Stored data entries

BEGIN

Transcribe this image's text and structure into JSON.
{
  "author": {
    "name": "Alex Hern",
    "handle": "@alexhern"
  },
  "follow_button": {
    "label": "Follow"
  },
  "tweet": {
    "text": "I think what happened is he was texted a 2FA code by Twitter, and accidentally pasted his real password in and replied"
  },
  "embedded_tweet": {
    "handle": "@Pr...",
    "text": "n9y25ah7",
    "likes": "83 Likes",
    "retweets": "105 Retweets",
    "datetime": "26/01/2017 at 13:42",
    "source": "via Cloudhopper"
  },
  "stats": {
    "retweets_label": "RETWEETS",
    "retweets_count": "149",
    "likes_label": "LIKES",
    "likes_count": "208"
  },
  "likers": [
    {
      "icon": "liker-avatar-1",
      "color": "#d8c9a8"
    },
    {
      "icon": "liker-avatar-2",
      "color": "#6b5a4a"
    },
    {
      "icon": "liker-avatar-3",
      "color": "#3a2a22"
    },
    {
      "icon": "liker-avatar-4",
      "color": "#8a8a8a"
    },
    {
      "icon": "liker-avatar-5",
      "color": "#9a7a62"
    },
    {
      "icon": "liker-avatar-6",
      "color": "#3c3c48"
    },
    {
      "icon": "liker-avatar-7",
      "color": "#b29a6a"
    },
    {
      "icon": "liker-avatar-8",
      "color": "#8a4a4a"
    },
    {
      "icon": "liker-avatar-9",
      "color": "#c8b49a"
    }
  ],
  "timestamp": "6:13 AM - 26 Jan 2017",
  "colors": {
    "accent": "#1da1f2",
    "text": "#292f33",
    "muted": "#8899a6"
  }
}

END

* _Problem statement_
Reproduce the listing in full. Keep it exactly as written.

* _Reply to the exercise_
Transcribe this image's text and structure into JSON.
{
  "author": {
    "name": "Alex Hern",
    "handle": "@alexhern"
  },
  "follow_button": {
    "label": "Follow"
  },
  "tweet": {
    "text": "I think what happened is he was texted a 2FA code by Twitter, and accidentally pasted his real password in and replied"
  },
  "embedded_tweet": {
    "handle": "@Pr...",
    "text": "n9y25ah7",
    "likes": "83 Likes",
    "retweets": "105 Retweets",
    "datetime": "26/01/2017 at 13:42",
    "source": "via Cloudhopper"
  },
  "stats": {
    "retweets_label": "RETWEETS",
    "retweets_count": "149",
    "likes_label": "LIKES",
    "likes_count": "208"
  },
  "likers": [
    {
      "icon": "liker-avatar-1",
      "color": "#d8c9a8"
    },
    {
      "icon": "liker-avatar-2",
      "color": "#6b5a4a"
    },
    {
      "icon": "liker-avatar-3",
      "color": "#3a2a22"
    },
    {
      "icon": "liker-avatar-4",
      "color": "#8a8a8a"
    },
    {
      "icon": "liker-avatar-5",
      "color": "#9a7a62"
    },
    {
      "icon": "liker-avatar-6",
      "color": "#3c3c48"
    },
    {
      "icon": "liker-avatar-7",
      "color": "#b29a6a"
    },
    {
      "icon": "liker-avatar-8",
      "color": "#8a4a4a"
    },
    {
      "icon": "liker-avatar-9",
      "color": "#c8b49a"
    }
  ],
  "timestamp": "6:13 AM - 26 Jan 2017",
  "colors": {
    "accent": "#1da1f2",
    "text": "#292f33",
    "muted": "#8899a6"
  }
}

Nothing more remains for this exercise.